AIM OF THE TASK: State the number of lines that contain "铽的同位素", with no other text.

====================

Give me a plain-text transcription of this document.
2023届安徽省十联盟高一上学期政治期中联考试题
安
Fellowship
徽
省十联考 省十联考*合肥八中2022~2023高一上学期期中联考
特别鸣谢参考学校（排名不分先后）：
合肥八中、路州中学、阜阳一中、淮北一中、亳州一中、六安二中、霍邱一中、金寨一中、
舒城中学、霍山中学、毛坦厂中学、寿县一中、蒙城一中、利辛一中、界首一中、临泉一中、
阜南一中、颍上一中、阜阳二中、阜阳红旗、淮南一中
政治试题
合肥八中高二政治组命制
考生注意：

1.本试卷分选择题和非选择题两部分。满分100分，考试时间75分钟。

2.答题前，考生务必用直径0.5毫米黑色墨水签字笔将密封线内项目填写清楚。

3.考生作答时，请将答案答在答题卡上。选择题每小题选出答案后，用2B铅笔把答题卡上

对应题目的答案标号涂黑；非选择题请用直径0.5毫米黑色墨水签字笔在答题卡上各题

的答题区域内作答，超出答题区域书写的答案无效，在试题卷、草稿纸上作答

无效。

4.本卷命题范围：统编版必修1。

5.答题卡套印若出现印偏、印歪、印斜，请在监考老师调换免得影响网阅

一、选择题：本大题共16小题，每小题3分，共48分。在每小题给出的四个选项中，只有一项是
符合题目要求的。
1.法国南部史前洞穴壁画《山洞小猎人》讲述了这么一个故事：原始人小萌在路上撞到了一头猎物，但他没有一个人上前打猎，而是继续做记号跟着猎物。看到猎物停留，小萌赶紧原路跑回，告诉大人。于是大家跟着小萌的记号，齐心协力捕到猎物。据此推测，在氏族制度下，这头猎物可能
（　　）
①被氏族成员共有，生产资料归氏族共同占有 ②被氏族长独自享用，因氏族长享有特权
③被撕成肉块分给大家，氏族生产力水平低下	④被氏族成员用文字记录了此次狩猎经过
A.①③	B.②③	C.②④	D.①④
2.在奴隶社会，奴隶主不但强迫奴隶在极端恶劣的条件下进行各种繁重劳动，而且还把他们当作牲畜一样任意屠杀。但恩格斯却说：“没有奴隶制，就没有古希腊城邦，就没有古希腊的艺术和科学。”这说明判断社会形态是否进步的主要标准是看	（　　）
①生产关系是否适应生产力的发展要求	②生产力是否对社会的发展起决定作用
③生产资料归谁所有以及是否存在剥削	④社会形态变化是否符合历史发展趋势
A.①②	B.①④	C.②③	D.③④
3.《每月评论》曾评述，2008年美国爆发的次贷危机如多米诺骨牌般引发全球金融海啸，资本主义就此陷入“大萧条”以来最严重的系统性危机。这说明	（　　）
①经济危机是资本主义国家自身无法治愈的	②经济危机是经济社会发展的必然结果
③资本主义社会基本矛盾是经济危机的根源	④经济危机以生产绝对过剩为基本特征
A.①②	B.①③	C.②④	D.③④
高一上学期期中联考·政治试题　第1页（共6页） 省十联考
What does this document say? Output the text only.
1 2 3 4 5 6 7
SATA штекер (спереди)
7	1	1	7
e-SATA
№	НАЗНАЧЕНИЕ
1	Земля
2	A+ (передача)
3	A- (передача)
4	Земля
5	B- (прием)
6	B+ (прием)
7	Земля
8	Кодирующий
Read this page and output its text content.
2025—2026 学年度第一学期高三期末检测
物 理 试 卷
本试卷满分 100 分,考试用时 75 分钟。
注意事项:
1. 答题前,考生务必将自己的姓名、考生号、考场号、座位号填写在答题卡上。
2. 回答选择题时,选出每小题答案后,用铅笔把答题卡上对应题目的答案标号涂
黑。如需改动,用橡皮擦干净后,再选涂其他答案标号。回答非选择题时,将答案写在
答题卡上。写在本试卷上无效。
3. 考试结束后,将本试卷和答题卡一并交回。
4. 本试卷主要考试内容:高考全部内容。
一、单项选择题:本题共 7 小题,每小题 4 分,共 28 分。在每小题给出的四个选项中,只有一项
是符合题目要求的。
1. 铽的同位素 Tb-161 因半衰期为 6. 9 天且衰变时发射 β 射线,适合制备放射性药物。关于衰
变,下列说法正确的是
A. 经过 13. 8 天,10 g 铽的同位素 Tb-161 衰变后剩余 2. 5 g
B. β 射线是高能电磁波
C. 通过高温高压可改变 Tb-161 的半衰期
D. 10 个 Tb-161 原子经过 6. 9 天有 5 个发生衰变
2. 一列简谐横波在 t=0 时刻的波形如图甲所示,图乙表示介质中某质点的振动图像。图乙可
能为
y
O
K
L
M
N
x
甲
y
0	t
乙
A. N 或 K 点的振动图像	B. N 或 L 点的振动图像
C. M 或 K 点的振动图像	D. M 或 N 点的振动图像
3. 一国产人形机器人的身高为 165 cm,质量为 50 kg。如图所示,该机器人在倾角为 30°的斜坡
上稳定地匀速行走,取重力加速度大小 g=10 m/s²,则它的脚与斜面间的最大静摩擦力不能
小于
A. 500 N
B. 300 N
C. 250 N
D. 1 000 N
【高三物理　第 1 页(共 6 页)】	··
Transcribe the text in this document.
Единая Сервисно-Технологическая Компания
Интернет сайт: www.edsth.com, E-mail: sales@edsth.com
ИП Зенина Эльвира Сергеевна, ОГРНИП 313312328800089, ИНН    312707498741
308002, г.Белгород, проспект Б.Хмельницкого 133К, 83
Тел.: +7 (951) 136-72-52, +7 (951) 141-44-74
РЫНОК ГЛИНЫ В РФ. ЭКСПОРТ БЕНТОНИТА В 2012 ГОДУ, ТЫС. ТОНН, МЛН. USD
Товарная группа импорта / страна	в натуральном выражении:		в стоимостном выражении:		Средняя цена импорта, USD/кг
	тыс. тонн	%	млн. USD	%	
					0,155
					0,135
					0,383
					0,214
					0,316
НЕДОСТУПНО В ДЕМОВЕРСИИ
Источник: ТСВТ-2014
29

====================

FINAL RESULT: 2